++++ Listed records ++++

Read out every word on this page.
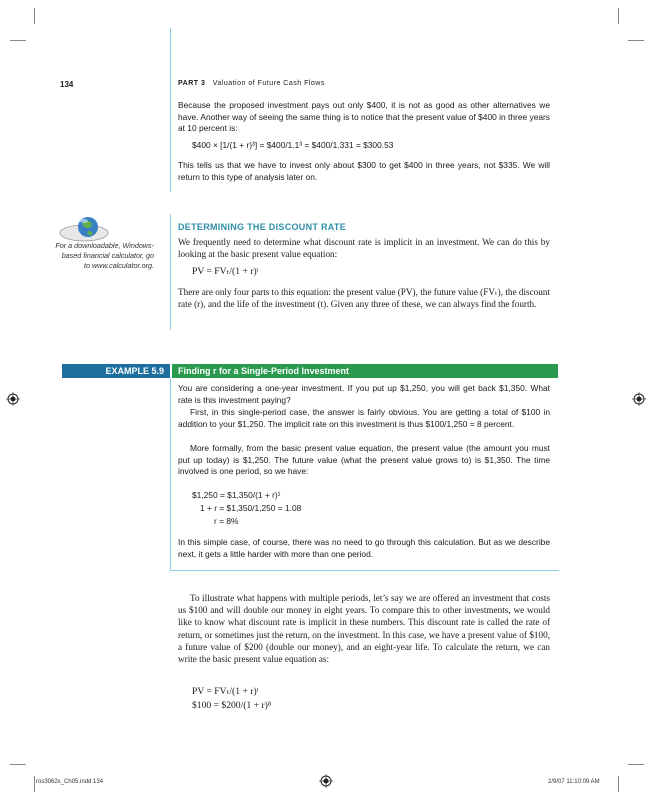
134	PART 3 Valuation of Future Cash Flows

Because the proposed investment pays out only $400, it is not as good as other alternatives we have. Another way of seeing the same thing is to notice that the present value of $400 in three years at 10 percent is:

$400 × [1/(1 + r)³] = $400/1.1³ = $400/1.331 = $300.53

This tells us that we have to invest only about $300 to get $400 in three years, not $335. We will return to this type of analysis later on.

For a downloadable, Windows-based financial calculator, go to www.calculator.org.
DETERMINING THE DISCOUNT RATE

We frequently need to determine what discount rate is implicit in an investment. We can do this by looking at the basic present value equation:

PV = FVₜ/(1 + r)ᵗ

There are only four parts to this equation: the present value (PV), the future value (FVₜ), the discount rate (r), and the life of the investment (t). Given any three of these, we can always find the fourth.

EXAMPLE 5.9	Finding r for a Single-Period Investment

You are considering a one-year investment. If you put up $1,250, you will get back $1,350. What rate is this investment paying?

First, in this single-period case, the answer is fairly obvious. You are getting a total of $100 in addition to your $1,250. The implicit rate on this investment is thus $100/1,250 = 8 percent.

More formally, from the basic present value equation, the present value (the amount you must put up today) is $1,250. The future value (what the present value grows to) is $1,350. The time involved is one period, so we have:

$1,250 = $1,350/(1 + r)¹
1 + r = $1,350/1,250 = 1.08
r = 8%

In this simple case, of course, there was no need to go through this calculation. But as we describe next, it gets a little harder with more than one period.

To illustrate what happens with multiple periods, let’s say we are offered an investment that costs us $100 and will double our money in eight years. To compare this to other investments, we would like to know what discount rate is implicit in these numbers. This discount rate is called the rate of return, or sometimes just the return, on the investment. In this case, we have a present value of $100, a future value of $200 (double our money), and an eight-year life. To calculate the return, we can write the basic present value equation as:

PV = FVₜ/(1 + r)ᵗ
$100 = $200/(1 + r)⁸
ros3062x_Ch05.indd 134	2/9/07 11:10:09 AM
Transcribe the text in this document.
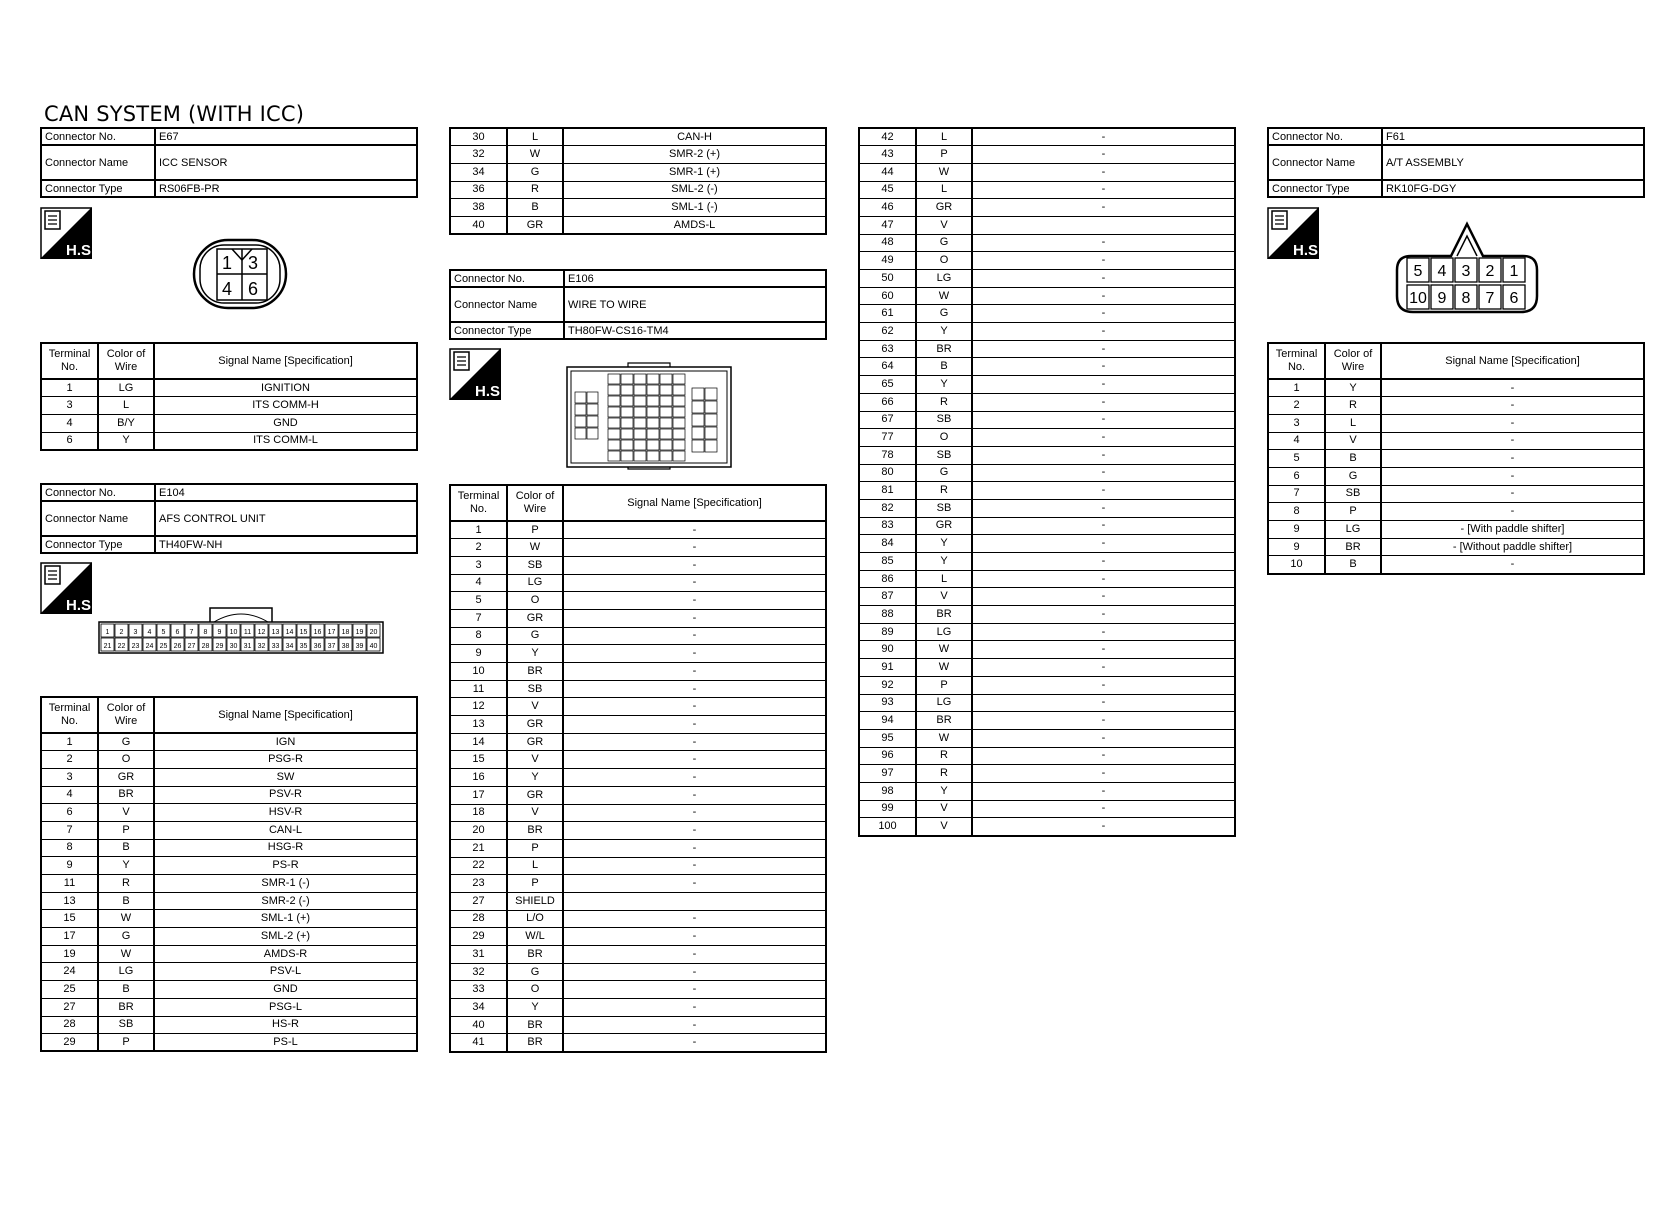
CAN SYSTEM (WITH ICC)
Connector No.	E67
Connector Name	ICC SENSOR
Connector Type	RS06FB-PR
H.S.
1 3
4 6
Terminal No.	Color of Wire	Signal Name [Specification]
1	LG	IGNITION
3	L	ITS COMM-H
4	B/Y	GND
6	Y	ITS COMM-L
Connector No.	E104
Connector Name	AFS CONTROL UNIT
Connector Type	TH40FW-NH
H.S.
1 2 3 4 5 6 7 8 9 10 11 12 13 14 15 16 17 18 19 20
21 22 23 24 25 26 27 28 29 30 31 32 33 34 35 36 37 38 39 40
Terminal No.	Color of Wire	Signal Name [Specification]
1	G	IGN
2	O	PSG-R
3	GR	SW
4	BR	PSV-R
6	V	HSV-R
7	P	CAN-L
8	B	HSG-R
9	Y	PS-R
11	R	SMR-1 (-)
13	B	SMR-2 (-)
15	W	SML-1 (+)
17	G	SML-2 (+)
19	W	AMDS-R
24	LG	PSV-L
25	B	GND
27	BR	PSG-L
28	SB	HS-R
29	P	PS-L
30	L	CAN-H
32	W	SMR-2 (+)
34	G	SMR-1 (+)
36	R	SML-2 (-)
38	B	SML-1 (-)
40	GR	AMDS-L
Connector No.	E106
Connector Name	WIRE TO WIRE
Connector Type	TH80FW-CS16-TM4
H.S.
Terminal No.	Color of Wire	Signal Name [Specification]
1	P	-
2	W	-
3	SB	-
4	LG	-
5	O	-
7	GR	-
8	G	-
9	Y	-
10	BR	-
11	SB	-
12	V	-
13	GR	-
14	GR	-
15	V	-
16	Y	-
17	GR	-
18	V	-
20	BR	-
21	P	-
22	L	-
23	P	-
27	SHIELD	
28	L/O	-
29	W/L	-
31	BR	-
32	G	-
33	O	-
34	Y	-
40	BR	-
41	BR	-
42	L	-
43	P	-
44	W	-
45	L	-
46	GR	-
47	V	
48	G	-
49	O	-
50	LG	-
60	W	-
61	G	-
62	Y	-
63	BR	-
64	B	-
65	Y	-
66	R	-
67	SB	-
77	O	-
78	SB	-
80	G	-
81	R	-
82	SB	-
83	GR	-
84	Y	-
85	Y	-
86	L	-
87	V	-
88	BR	-
89	LG	-
90	W	-
91	W	-
92	P	-
93	LG	-
94	BR	-
95	W	-
96	R	-
97	R	-
98	Y	-
99	V	-
100	V	-
Connector No.	F61
Connector Name	A/T ASSEMBLY
Connector Type	RK10FG-DGY
H.S.
5 4 3 2 1
10 9 8 7 6
Terminal No.	Color of Wire	Signal Name [Specification]
1	Y	-
2	R	-
3	L	-
4	V	-
5	B	-
6	G	-
7	SB	-
8	P	-
9	LG	- [With paddle shifter]
9	BR	- [Without paddle shifter]
10	B	-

++++

* _Instructions for the task_:
Collect every line with the string "percent" from the records, and copy each.

* _Solution below_:
Because the proposed investment pays out only $400, it is not as good as other alternatives we have. Another way of seeing the same thing is to notice that the present value of $400 in three years at 10 percent is:
First, in this single-period case, the answer is fairly obvious. You are getting a total of $100 in addition to your $1,250. The implicit rate on this investment is thus $100/1,250 = 8 percent.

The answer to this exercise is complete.